— Given request —
Scan the records below. List lines holding "sokler".

— Provided information —

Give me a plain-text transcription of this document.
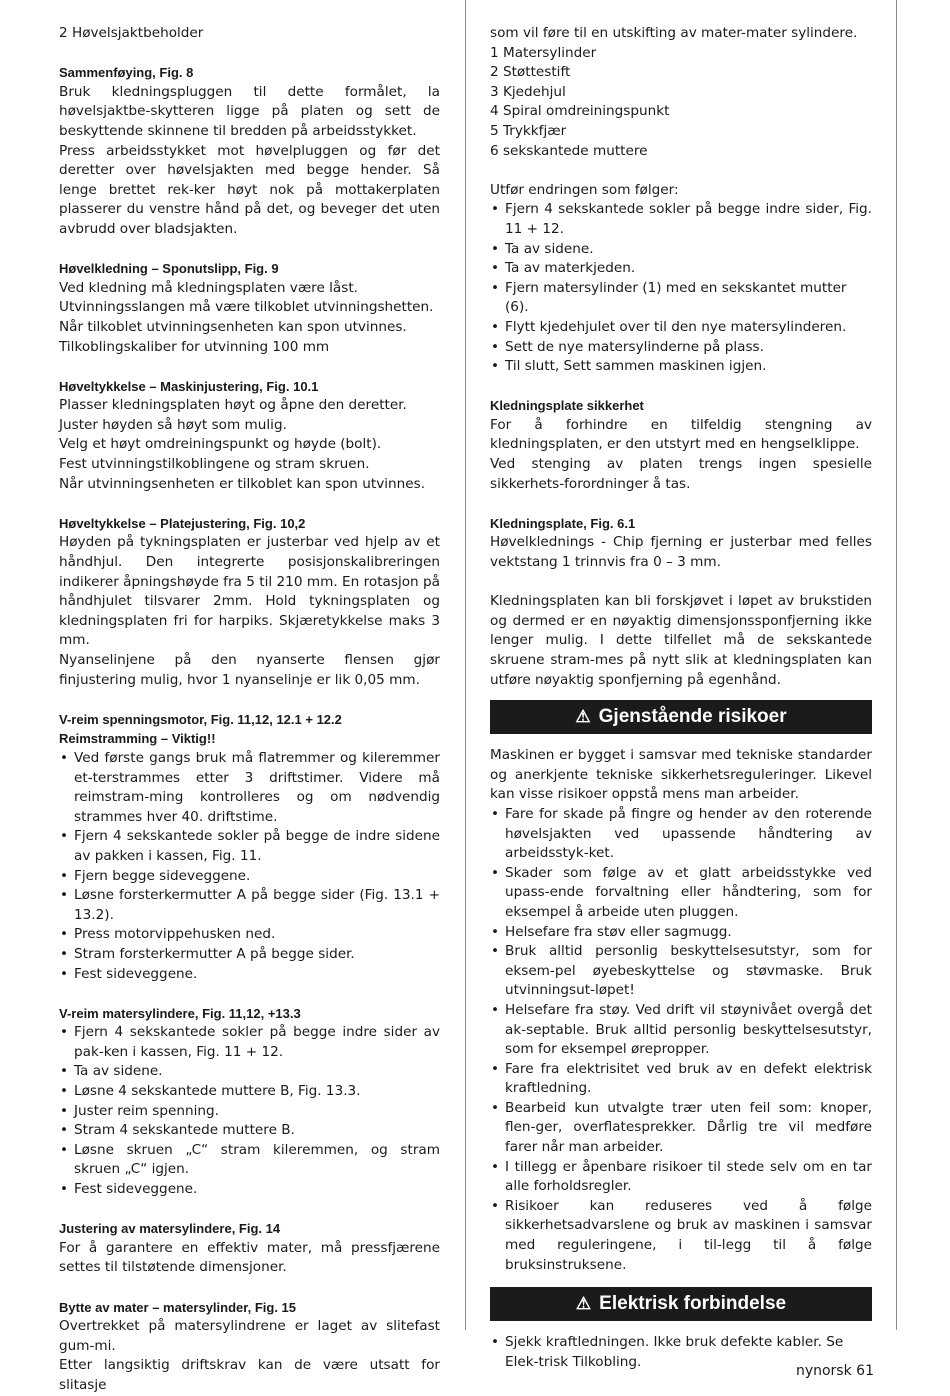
2 Høvelsjaktbeholder

Sammenføying, Fig. 8

Bruk kledningspluggen til dette formålet, la høvelsjaktbe-skytteren ligge på platen og sett de beskyttende skinnene til bredden på arbeidsstykket.

Press arbeidsstykket mot høvelpluggen og før det deretter over høvelsjakten med begge hender. Så lenge brettet rek-ker høyt nok på mottakerplaten plasserer du venstre hånd på det, og beveger det uten avbrudd over bladsjakten.

Høvelkledning – Sponutslipp, Fig. 9

Ved kledning må kledningsplaten være låst.

Utvinningsslangen må være tilkoblet utvinningshetten.

Når tilkoblet utvinningsenheten kan spon utvinnes.

Tilkoblingskaliber for utvinning 100 mm

Høveltykkelse – Maskinjustering, Fig. 10.1

Plasser kledningsplaten høyt og åpne den deretter.

Juster høyden så høyt som mulig.

Velg et høyt omdreiningspunkt og høyde (bolt).

Fest utvinningstilkoblingene og stram skruen.

Når utvinningsenheten er tilkoblet kan spon utvinnes.

Høveltykkelse – Platejustering, Fig. 10,2

Høyden på tykningsplaten er justerbar ved hjelp av et håndhjul. Den integrerte posisjonskalibreringen indikerer åpningshøyde fra 5 til 210 mm. En rotasjon på håndhjulet tilsvarer 2mm. Hold tykningsplaten og kledningsplaten fri for harpiks. Skjæretykkelse maks 3 mm.

Nyanselinjene på den nyanserte flensen gjør finjustering mulig, hvor 1 nyanselinje er lik 0,05 mm.

V-reim spenningsmotor, Fig. 11,12, 12.1 + 12.2
Reimstramming – Viktig!!
• Ved første gangs bruk må flatremmer og kileremmer et-terstrammes etter 3 driftstimer. Videre må reimstram-ming kontrolleres og om nødvendig strammes hver 40. driftstime.
• Fjern 4 sekskantede sokler på begge de indre sidene av pakken i kassen, Fig. 11.
• Fjern begge sideveggene.
• Løsne forsterkermutter A på begge sider (Fig. 13.1 + 13.2).
• Press motorvippehusken ned.
• Stram forsterkermutter A på begge sider.
• Fest sideveggene.
V-reim matersylindere, Fig. 11,12, +13.3
• Fjern 4 sekskantede sokler på begge indre sider av pak-ken i kassen, Fig. 11 + 12.
• Ta av sidene.
• Løsne 4 sekskantede muttere B, Fig. 13.3.
• Juster reim spenning.
• Stram 4 sekskantede muttere B.
• Løsne skruen „C“ stram kileremmen, og stram skruen „C“ igjen.
• Fest sideveggene.
Justering av matersylindere, Fig. 14

For å garantere en effektiv mater, må pressfjærene settes til tilstøtende dimensjoner.

Bytte av mater – matersylinder, Fig. 15

Overtrekket på matersylindrene er laget av slitefast gum-mi.

Etter langsiktig driftskrav kan de være utsatt for slitasje

som vil føre til en utskifting av mater-mater sylindere.

1 Matersylinder

2 Støttestift

3 Kjedehjul

4 Spiral omdreiningspunkt

5 Trykkfjær

6 sekskantede muttere

Utfør endringen som følger:

• Fjern 4 sekskantede sokler på begge indre sider, Fig. 11 + 12.
• Ta av sidene.
• Ta av materkjeden.
• Fjern matersylinder (1) med en sekskantet mutter (6).
• Flytt kjedehjulet over til den nye matersylinderen.
• Sett de nye matersylinderne på plass.
• Til slutt, Sett sammen maskinen igjen.
Kledningsplate sikkerhet

For å forhindre en tilfeldig stengning av kledningsplaten, er den utstyrt med en hengselklippe.

Ved stenging av platen trengs ingen spesielle sikkerhets-forordninger å tas.

Kledningsplate, Fig. 6.1

Høvelklednings - Chip fjerning er justerbar med felles vektstang 1 trinnvis fra 0 – 3 mm.

Kledningsplaten kan bli forskjøvet i løpet av brukstiden og dermed er en nøyaktig dimensjonssponfjerning ikke lenger mulig. I dette tilfellet må de sekskantede skruene stram-mes på nytt slik at kledningsplaten kan utføre nøyaktig sponfjerning på egenhånd.

⚠ Gjenstående risikoer

Maskinen er bygget i samsvar med tekniske standarder og anerkjente tekniske sikkerhetsreguleringer. Likevel kan visse risikoer oppstå mens man arbeider.

• Fare for skade på fingre og hender av den roterende høvelsjakten ved upassende håndtering av arbeidsstyk-ket.
• Skader som følge av et glatt arbeidsstykke ved upass-ende forvaltning eller håndtering, som for eksempel å arbeide uten pluggen.
• Helsefare fra støv eller sagmugg.
• Bruk alltid personlig beskyttelsesutstyr, som for eksem-pel øyebeskyttelse og støvmaske. Bruk utvinningsut-løpet!
• Helsefare fra støy. Ved drift vil støynivået overgå det ak-septable. Bruk alltid personlig beskyttelsesutstyr, som for eksempel ørepropper.
• Fare fra elektrisitet ved bruk av en defekt elektrisk kraftledning.
• Bearbeid kun utvalgte trær uten feil som: knoper, flen-ger, overflatesprekker. Dårlig tre vil medføre farer når man arbeider.
• I tillegg er åpenbare risikoer til stede selv om en tar alle forholdsregler.
• Risikoer kan reduseres ved å følge sikkerhetsadvarslene og bruk av maskinen i samsvar med reguleringene, i til-legg til å følge bruksinstruksene.
⚠ Elektrisk forbindelse
• Sjekk kraftledningen. Ikke bruk defekte kabler. Se Elek-trisk Tilkobling.
nynorsk 61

— Output —
• Fjern 4 sekskantede sokler på begge de indre sidene av pakken i kassen, Fig. 11.
• Fjern 4 sekskantede sokler på begge indre sider av pak-ken i kassen, Fig. 11 + 12.
• Fjern 4 sekskantede sokler på begge indre sider, Fig. 11 + 12.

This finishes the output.